> _WHAT TO DO_: Set each entry down verbatim, omitting images.

> _INFORMATION SUPPLIED_:

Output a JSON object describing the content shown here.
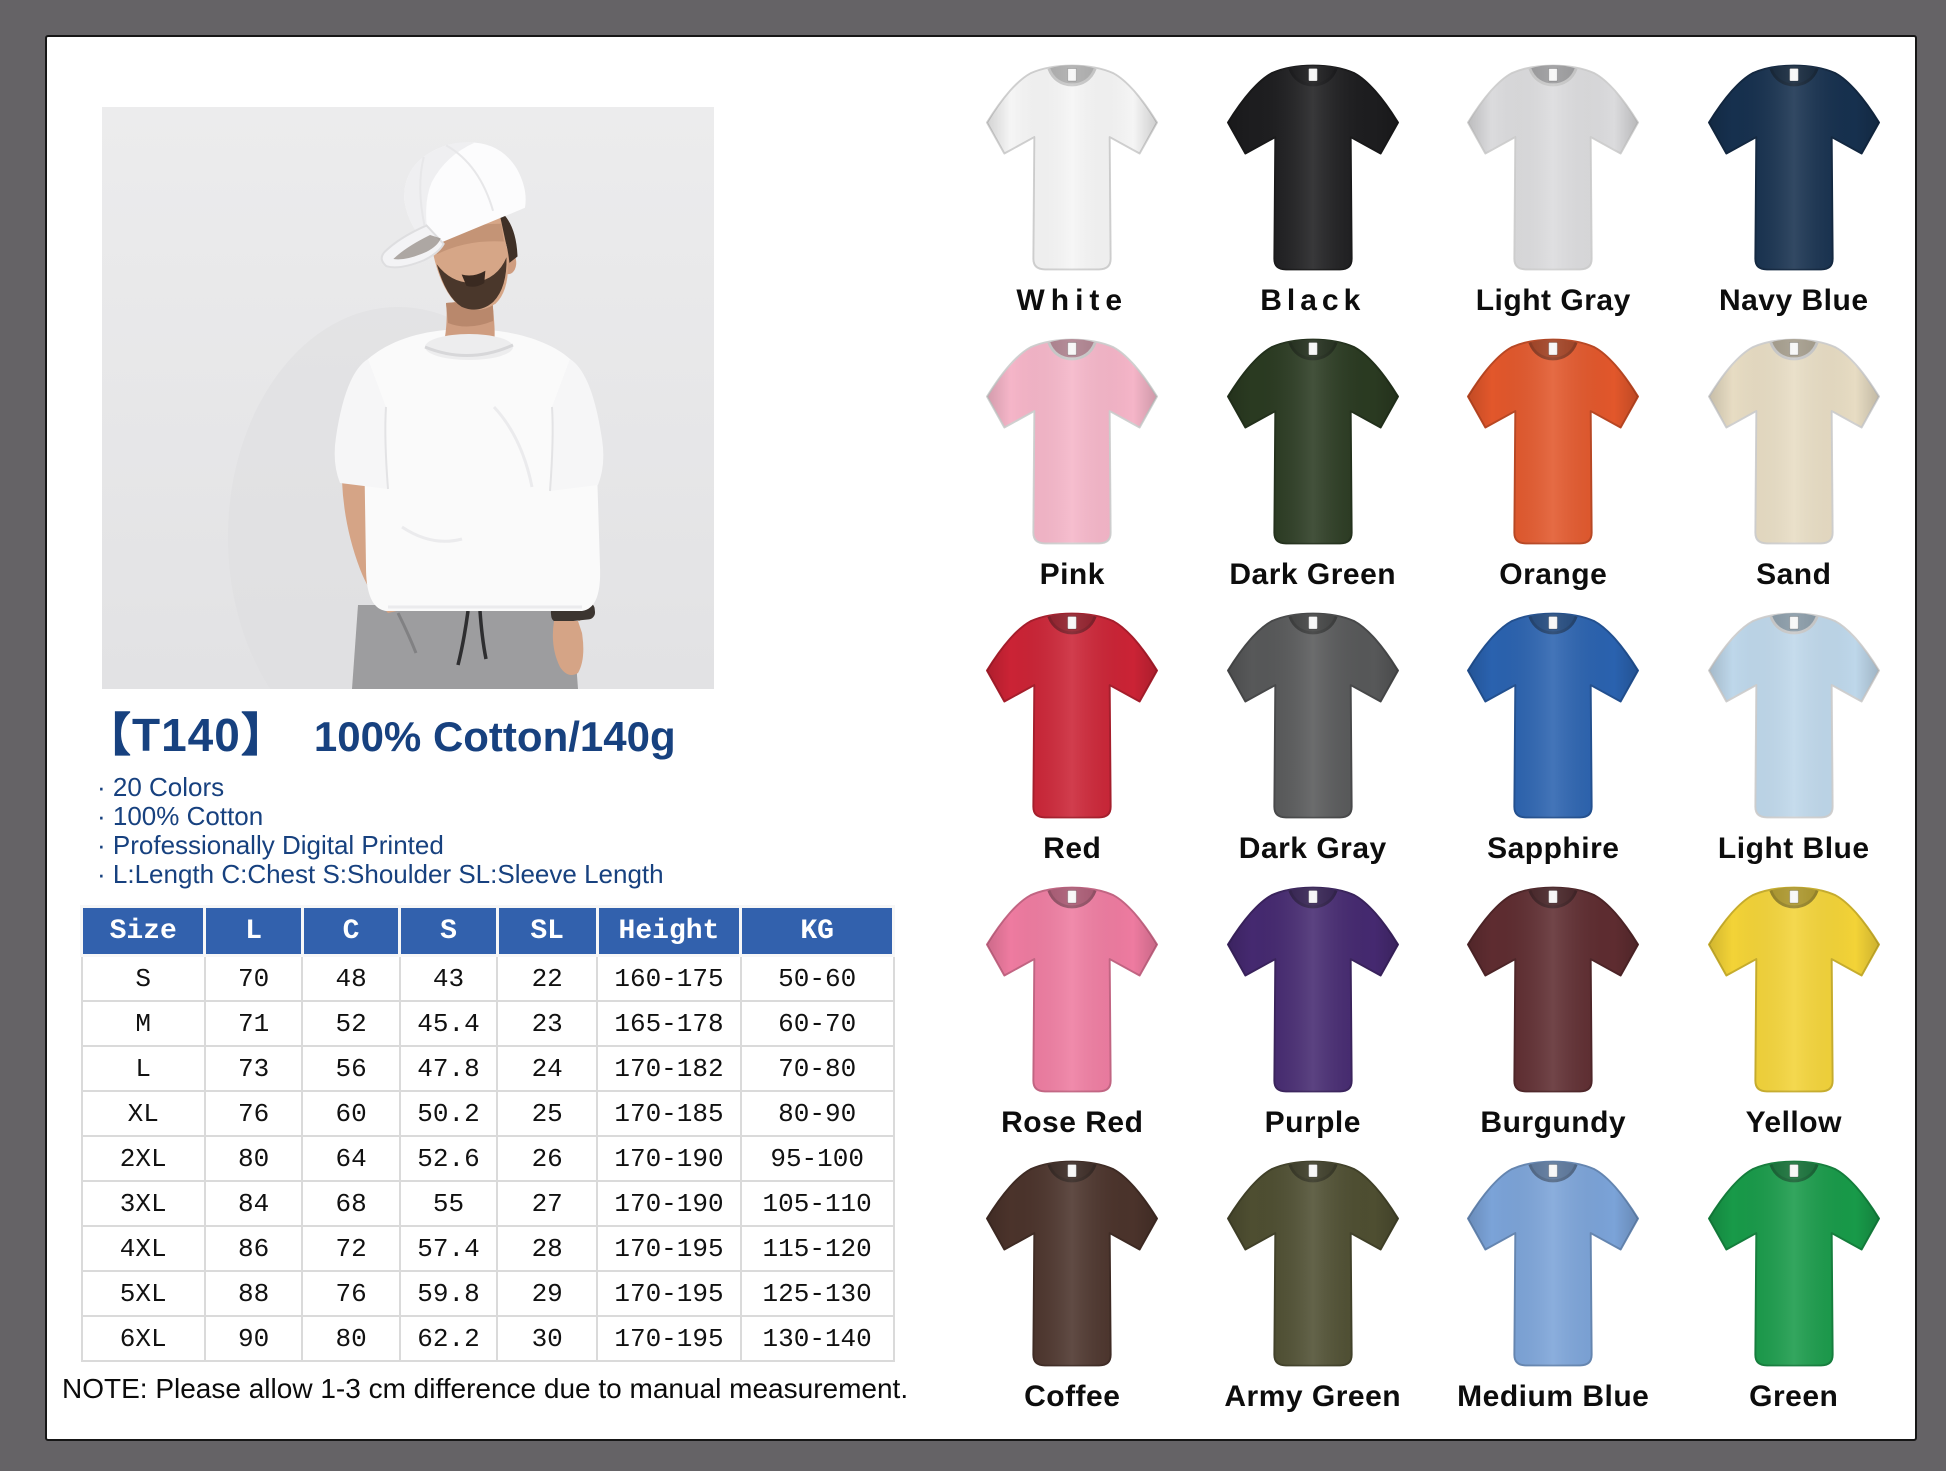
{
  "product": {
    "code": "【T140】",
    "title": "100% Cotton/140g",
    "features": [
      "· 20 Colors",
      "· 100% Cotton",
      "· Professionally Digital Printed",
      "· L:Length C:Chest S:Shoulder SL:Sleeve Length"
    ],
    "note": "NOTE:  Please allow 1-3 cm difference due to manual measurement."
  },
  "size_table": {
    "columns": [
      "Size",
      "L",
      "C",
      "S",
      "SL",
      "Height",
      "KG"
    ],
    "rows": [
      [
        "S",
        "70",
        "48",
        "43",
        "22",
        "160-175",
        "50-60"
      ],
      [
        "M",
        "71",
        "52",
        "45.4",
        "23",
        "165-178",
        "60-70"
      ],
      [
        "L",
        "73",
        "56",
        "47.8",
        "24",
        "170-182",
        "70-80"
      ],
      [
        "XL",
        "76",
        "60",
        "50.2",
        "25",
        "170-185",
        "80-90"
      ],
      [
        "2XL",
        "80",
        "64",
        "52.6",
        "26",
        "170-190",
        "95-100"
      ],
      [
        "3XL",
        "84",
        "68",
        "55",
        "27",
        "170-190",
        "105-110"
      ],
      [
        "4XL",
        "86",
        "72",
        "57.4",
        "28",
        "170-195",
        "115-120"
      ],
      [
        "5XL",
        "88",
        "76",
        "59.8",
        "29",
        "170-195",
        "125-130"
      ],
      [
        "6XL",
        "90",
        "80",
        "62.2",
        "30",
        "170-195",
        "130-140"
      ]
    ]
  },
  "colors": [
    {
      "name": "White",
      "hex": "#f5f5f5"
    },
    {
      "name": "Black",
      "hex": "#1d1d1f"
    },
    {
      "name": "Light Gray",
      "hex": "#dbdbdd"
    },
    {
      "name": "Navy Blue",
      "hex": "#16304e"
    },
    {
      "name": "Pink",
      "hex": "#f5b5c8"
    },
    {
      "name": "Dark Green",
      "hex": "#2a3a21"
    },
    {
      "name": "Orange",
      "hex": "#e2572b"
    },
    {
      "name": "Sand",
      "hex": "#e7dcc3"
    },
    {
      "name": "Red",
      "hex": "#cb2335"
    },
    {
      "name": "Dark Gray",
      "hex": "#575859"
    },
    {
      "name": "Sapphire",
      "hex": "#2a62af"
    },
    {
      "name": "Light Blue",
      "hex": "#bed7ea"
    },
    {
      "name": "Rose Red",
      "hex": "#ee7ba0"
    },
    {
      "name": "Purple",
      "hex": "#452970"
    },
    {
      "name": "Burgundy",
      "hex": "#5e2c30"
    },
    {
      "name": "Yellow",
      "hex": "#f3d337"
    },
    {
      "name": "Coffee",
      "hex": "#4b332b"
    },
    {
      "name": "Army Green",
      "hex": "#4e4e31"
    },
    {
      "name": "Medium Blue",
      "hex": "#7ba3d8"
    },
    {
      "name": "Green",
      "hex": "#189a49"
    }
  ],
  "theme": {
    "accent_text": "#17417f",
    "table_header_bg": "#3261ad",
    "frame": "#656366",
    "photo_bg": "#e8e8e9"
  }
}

> _EXPECTED ANSWER_:
Output a JSON object describing the content shown here.
{
  "product": {
    "code": "【T140】",
    "title": "100% Cotton/140g",
    "features": [
      "· 20 Colors",
      "· 100% Cotton",
      "· Professionally Digital Printed",
      "· L:Length C:Chest S:Shoulder SL:Sleeve Length"
    ],
    "note": "NOTE:  Please allow 1-3 cm difference due to manual measurement."
  },
  "size_table": {
    "columns": [
      "Size",
      "L",
      "C",
      "S",
      "SL",
      "Height",
      "KG"
    ],
    "rows": [
      [
        "S",
        "70",
        "48",
        "43",
        "22",
        "160-175",
        "50-60"
      ],
      [
        "M",
        "71",
        "52",
        "45.4",
        "23",
        "165-178",
        "60-70"
      ],
      [
        "L",
        "73",
        "56",
        "47.8",
        "24",
        "170-182",
        "70-80"
      ],
      [
        "XL",
        "76",
        "60",
        "50.2",
        "25",
        "170-185",
        "80-90"
      ],
      [
        "2XL",
        "80",
        "64",
        "52.6",
        "26",
        "170-190",
        "95-100"
      ],
      [
        "3XL",
        "84",
        "68",
        "55",
        "27",
        "170-190",
        "105-110"
      ],
      [
        "4XL",
        "86",
        "72",
        "57.4",
        "28",
        "170-195",
        "115-120"
      ],
      [
        "5XL",
        "88",
        "76",
        "59.8",
        "29",
        "170-195",
        "125-130"
      ],
      [
        "6XL",
        "90",
        "80",
        "62.2",
        "30",
        "170-195",
        "130-140"
      ]
    ]
  },
  "colors": [
    {
      "name": "White",
      "hex": "#f5f5f5"
    },
    {
      "name": "Black",
      "hex": "#1d1d1f"
    },
    {
      "name": "Light Gray",
      "hex": "#dbdbdd"
    },
    {
      "name": "Navy Blue",
      "hex": "#16304e"
    },
    {
      "name": "Pink",
      "hex": "#f5b5c8"
    },
    {
      "name": "Dark Green",
      "hex": "#2a3a21"
    },
    {
      "name": "Orange",
      "hex": "#e2572b"
    },
    {
      "name": "Sand",
      "hex": "#e7dcc3"
    },
    {
      "name": "Red",
      "hex": "#cb2335"
    },
    {
      "name": "Dark Gray",
      "hex": "#575859"
    },
    {
      "name": "Sapphire",
      "hex": "#2a62af"
    },
    {
      "name": "Light Blue",
      "hex": "#bed7ea"
    },
    {
      "name": "Rose Red",
      "hex": "#ee7ba0"
    },
    {
      "name": "Purple",
      "hex": "#452970"
    },
    {
      "name": "Burgundy",
      "hex": "#5e2c30"
    },
    {
      "name": "Yellow",
      "hex": "#f3d337"
    },
    {
      "name": "Coffee",
      "hex": "#4b332b"
    },
    {
      "name": "Army Green",
      "hex": "#4e4e31"
    },
    {
      "name": "Medium Blue",
      "hex": "#7ba3d8"
    },
    {
      "name": "Green",
      "hex": "#189a49"
    }
  ],
  "theme": {
    "accent_text": "#17417f",
    "table_header_bg": "#3261ad",
    "frame": "#656366",
    "photo_bg": "#e8e8e9"
  }
}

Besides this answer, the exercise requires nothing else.